▶ Task details: Where the word "histomonostatika" shows up in the entries below, please copy the whole line.

== The input

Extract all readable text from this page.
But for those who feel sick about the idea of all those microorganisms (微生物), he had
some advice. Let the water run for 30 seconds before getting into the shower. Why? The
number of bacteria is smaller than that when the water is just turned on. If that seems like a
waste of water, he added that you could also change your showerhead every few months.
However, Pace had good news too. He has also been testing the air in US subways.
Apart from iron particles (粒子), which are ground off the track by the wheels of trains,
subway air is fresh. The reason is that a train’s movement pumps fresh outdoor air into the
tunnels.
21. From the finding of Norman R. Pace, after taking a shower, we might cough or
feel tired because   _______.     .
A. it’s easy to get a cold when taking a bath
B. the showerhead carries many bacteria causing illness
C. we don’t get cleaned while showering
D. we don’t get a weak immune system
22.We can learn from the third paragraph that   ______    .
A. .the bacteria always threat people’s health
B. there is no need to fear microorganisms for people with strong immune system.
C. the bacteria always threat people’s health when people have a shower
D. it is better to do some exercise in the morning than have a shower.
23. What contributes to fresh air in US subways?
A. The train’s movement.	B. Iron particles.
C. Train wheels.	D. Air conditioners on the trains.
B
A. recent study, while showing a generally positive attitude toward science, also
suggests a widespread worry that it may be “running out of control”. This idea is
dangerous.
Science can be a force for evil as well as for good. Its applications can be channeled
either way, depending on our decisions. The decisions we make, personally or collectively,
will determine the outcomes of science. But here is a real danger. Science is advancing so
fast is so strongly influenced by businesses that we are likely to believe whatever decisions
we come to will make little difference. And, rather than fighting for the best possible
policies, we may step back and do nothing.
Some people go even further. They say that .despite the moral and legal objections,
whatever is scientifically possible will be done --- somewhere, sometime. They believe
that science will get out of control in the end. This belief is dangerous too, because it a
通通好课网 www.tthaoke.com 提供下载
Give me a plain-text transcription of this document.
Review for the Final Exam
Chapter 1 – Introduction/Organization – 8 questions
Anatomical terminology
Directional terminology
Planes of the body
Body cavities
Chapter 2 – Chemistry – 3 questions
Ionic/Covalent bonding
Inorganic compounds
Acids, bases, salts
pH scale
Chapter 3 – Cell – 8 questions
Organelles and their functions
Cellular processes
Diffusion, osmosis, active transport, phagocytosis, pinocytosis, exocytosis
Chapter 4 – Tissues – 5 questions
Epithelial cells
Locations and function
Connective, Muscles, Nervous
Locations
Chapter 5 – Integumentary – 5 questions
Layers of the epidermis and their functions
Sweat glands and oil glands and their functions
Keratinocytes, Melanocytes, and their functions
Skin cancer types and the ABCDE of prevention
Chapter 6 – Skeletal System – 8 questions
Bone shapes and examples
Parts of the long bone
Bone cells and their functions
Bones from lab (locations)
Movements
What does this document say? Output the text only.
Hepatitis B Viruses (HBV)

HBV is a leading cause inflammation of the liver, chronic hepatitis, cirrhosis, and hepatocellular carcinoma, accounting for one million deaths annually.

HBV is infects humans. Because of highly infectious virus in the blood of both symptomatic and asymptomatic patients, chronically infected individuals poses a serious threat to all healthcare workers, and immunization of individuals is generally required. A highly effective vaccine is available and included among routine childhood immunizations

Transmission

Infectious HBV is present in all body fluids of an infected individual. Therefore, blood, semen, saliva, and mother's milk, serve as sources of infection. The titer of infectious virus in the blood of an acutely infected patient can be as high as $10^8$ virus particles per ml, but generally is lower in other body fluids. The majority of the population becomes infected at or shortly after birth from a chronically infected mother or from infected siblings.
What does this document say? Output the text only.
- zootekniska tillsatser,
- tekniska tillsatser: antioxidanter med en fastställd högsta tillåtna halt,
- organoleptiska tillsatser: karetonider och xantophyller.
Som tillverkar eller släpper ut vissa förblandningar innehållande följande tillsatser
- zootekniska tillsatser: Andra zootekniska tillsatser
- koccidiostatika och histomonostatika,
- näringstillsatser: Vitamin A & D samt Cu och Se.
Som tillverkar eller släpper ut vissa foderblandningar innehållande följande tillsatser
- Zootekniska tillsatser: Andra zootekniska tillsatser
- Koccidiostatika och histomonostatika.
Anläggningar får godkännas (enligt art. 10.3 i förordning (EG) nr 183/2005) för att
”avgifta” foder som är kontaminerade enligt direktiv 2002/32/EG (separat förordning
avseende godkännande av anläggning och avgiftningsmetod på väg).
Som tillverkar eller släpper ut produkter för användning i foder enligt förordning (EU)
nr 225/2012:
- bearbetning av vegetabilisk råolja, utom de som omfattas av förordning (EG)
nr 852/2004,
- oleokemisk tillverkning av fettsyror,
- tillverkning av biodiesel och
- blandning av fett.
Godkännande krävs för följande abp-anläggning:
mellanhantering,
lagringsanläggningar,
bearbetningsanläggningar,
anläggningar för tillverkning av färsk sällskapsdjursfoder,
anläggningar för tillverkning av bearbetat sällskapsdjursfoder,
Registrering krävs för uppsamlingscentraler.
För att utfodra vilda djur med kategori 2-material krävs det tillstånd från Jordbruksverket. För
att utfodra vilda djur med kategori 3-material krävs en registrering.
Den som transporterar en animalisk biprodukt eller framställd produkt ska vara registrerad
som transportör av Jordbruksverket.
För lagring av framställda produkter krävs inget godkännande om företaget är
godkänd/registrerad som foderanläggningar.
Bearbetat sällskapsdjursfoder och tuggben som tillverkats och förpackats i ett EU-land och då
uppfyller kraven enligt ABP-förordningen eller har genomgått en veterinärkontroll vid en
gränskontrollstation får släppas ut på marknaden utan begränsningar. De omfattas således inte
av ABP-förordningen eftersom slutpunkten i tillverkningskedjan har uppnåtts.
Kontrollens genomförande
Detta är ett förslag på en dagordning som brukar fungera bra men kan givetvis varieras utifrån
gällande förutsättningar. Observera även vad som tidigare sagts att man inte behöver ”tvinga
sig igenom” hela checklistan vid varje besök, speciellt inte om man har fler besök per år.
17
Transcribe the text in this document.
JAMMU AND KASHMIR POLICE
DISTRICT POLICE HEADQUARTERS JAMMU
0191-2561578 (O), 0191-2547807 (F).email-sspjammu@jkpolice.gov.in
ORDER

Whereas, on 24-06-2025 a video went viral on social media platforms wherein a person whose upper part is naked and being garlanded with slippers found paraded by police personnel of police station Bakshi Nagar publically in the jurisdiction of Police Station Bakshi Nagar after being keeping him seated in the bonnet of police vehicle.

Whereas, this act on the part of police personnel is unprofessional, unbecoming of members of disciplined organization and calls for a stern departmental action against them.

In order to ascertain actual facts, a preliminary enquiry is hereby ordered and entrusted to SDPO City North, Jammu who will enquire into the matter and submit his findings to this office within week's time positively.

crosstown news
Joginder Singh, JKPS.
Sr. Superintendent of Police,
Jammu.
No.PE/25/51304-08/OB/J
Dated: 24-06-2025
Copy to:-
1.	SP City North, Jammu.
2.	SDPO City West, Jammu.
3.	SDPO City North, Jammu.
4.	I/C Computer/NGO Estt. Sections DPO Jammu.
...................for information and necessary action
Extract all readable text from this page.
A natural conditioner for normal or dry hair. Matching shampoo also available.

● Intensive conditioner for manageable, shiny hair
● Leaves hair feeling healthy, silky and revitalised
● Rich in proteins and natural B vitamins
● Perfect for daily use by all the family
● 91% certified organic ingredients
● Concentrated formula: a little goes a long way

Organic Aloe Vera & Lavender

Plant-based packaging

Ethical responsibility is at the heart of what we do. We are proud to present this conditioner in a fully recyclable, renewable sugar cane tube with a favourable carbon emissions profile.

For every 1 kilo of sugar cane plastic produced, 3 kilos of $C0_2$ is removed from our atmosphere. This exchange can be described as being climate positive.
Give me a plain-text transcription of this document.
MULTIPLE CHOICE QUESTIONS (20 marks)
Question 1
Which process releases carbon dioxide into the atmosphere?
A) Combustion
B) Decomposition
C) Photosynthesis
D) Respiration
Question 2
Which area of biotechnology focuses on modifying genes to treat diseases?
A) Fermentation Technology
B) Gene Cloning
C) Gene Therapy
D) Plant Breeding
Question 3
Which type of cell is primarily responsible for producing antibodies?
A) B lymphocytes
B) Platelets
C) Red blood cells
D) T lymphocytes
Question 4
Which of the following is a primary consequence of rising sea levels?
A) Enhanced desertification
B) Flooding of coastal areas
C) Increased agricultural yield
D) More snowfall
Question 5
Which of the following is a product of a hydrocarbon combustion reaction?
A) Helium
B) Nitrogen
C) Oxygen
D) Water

====

▶ Result of the exercise:
- koccidiostatika och histomonostatika,
- Koccidiostatika och histomonostatika.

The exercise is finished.